What to do
Find the lines holding "text" and copy them.
++++ Dataset content
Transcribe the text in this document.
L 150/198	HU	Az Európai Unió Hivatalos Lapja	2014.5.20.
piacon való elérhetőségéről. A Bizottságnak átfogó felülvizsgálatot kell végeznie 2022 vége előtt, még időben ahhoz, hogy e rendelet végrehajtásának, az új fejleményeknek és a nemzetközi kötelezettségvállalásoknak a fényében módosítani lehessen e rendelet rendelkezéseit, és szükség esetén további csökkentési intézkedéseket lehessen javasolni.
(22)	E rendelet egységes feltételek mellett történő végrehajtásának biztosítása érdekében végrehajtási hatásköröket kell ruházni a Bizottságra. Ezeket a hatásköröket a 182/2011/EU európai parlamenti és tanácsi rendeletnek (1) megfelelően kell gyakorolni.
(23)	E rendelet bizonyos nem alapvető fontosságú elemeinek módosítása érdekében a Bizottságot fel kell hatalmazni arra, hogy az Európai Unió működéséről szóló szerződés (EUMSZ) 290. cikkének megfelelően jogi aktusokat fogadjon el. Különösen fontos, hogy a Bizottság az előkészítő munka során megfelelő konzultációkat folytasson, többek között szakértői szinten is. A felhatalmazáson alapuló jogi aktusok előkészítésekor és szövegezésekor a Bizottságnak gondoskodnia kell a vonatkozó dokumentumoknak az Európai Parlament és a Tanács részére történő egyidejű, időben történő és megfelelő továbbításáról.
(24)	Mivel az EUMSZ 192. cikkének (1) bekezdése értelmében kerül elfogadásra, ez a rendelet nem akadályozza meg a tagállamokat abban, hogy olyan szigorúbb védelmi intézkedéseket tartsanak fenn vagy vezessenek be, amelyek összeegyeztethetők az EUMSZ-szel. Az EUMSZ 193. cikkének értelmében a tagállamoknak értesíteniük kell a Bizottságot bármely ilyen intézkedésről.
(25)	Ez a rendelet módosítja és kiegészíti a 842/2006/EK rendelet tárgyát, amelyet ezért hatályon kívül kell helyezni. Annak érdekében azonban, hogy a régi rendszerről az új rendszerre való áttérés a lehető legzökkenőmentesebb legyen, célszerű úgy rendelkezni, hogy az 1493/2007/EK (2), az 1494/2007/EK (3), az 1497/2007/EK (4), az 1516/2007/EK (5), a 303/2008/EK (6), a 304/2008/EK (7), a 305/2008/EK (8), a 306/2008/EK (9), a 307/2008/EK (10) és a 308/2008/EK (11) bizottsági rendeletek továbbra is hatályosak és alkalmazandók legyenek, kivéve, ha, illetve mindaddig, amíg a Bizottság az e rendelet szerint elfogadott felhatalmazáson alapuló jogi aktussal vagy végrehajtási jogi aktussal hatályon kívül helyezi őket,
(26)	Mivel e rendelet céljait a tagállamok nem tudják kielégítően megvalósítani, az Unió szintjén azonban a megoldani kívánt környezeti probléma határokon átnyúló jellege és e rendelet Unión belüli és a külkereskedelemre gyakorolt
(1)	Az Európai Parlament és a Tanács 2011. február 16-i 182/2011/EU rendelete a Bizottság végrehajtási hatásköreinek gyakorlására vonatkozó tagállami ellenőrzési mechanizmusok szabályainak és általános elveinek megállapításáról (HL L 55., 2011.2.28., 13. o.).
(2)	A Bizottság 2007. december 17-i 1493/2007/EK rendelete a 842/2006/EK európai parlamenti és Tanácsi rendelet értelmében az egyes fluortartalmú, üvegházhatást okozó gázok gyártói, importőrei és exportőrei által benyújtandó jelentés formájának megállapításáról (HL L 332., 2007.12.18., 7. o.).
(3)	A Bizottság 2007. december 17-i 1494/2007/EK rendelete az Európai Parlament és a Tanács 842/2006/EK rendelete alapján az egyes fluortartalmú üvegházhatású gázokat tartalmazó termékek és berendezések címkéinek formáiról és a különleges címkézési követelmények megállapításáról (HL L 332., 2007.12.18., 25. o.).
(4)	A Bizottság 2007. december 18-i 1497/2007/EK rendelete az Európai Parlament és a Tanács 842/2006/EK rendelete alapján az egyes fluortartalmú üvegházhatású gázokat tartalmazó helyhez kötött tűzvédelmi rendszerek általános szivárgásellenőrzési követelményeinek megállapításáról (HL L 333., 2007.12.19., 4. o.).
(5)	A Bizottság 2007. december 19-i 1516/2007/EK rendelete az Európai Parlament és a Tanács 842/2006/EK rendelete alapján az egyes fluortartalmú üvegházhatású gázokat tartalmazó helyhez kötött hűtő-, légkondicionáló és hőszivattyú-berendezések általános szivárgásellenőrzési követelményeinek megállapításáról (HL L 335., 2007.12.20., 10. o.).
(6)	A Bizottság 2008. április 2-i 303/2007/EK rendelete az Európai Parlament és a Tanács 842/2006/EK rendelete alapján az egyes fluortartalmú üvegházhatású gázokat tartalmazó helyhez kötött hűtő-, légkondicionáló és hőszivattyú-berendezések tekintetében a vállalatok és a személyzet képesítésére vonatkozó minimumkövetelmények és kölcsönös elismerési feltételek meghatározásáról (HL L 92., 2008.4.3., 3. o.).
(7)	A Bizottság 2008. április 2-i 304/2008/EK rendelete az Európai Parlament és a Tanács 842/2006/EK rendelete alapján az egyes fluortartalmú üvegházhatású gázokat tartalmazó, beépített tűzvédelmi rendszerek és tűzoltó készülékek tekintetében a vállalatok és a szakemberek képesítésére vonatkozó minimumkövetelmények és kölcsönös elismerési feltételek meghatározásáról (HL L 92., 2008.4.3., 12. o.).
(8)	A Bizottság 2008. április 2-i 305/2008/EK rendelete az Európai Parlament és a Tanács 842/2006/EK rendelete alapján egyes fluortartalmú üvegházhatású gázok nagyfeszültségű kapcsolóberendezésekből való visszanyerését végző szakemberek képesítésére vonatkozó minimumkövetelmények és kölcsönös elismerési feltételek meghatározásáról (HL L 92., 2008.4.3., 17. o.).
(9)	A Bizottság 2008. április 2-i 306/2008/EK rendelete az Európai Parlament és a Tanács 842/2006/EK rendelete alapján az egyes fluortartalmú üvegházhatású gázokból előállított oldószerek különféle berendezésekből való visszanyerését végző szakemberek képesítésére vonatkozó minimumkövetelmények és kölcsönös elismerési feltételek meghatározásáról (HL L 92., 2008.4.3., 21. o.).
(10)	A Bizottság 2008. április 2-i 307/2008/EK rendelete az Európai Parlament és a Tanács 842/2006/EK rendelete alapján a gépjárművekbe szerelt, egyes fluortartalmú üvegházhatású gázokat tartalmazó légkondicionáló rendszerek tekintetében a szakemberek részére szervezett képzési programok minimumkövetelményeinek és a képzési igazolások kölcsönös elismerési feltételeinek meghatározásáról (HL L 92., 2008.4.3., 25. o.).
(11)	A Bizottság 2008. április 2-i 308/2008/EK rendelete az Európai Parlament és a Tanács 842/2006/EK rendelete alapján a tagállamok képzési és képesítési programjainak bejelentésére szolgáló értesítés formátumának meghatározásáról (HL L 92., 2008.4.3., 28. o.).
++++++++
++++ Dataset content
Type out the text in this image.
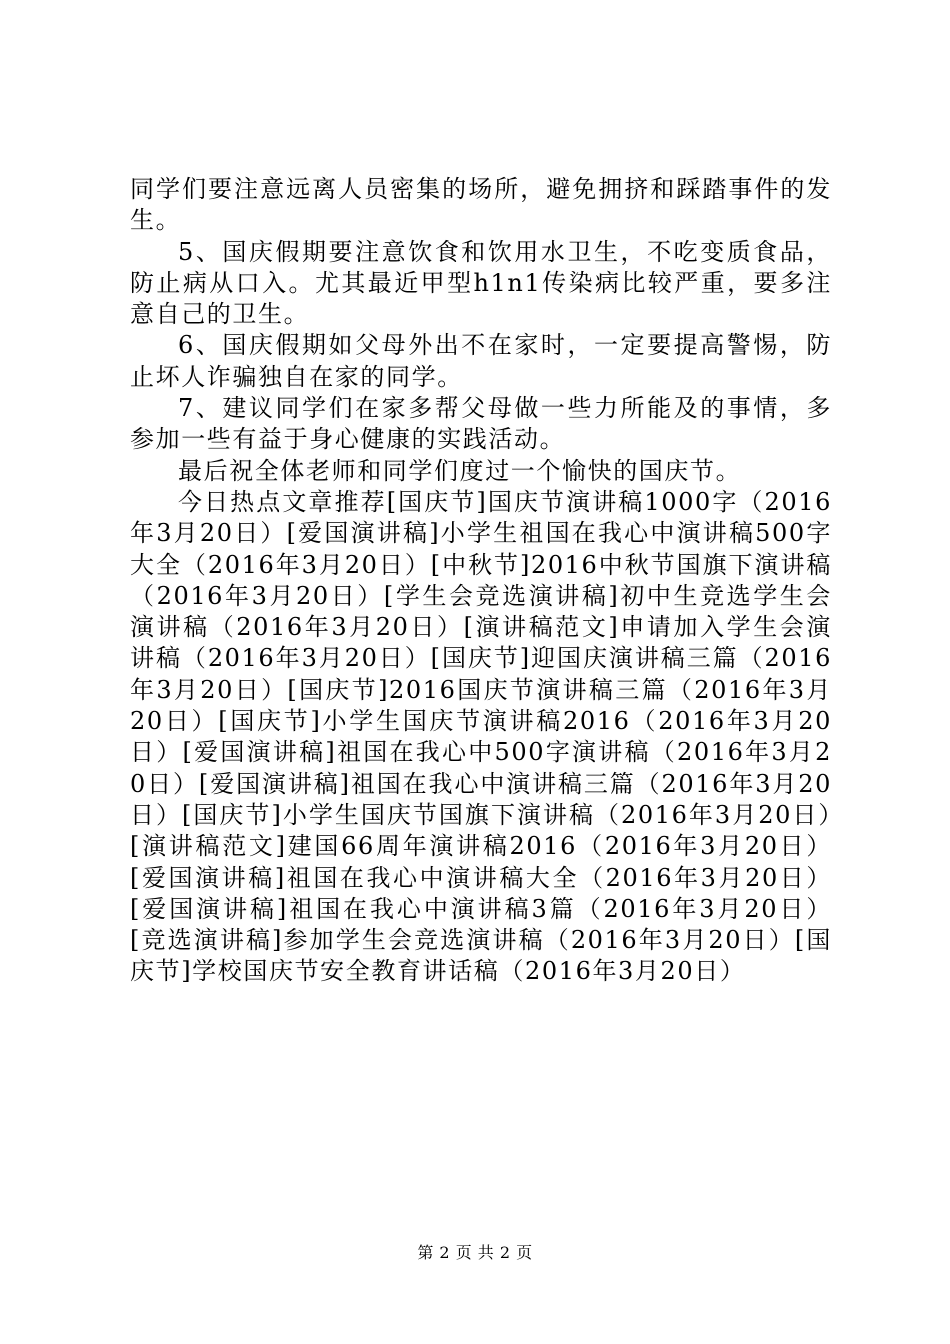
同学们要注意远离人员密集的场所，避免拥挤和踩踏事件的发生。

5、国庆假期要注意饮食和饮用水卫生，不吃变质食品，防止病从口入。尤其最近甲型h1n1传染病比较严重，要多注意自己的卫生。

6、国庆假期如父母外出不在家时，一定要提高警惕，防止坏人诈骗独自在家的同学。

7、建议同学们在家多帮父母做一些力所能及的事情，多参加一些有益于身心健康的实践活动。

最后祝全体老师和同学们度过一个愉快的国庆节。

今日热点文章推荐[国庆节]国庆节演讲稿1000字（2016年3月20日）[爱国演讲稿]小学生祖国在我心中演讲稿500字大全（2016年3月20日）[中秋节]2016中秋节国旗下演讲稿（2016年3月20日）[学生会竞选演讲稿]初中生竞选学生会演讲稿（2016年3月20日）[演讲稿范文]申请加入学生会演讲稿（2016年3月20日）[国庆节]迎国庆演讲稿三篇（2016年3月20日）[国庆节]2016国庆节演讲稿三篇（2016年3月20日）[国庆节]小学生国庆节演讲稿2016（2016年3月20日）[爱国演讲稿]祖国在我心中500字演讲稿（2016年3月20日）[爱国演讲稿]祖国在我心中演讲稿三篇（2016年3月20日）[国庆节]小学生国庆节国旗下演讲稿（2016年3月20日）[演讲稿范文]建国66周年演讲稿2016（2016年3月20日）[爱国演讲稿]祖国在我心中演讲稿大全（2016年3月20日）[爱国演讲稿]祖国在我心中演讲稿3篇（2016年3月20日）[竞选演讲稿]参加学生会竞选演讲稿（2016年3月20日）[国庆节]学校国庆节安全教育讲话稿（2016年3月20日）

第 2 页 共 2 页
++++++++
Task response
Transcribe the text in this document.
Type out the text in this image.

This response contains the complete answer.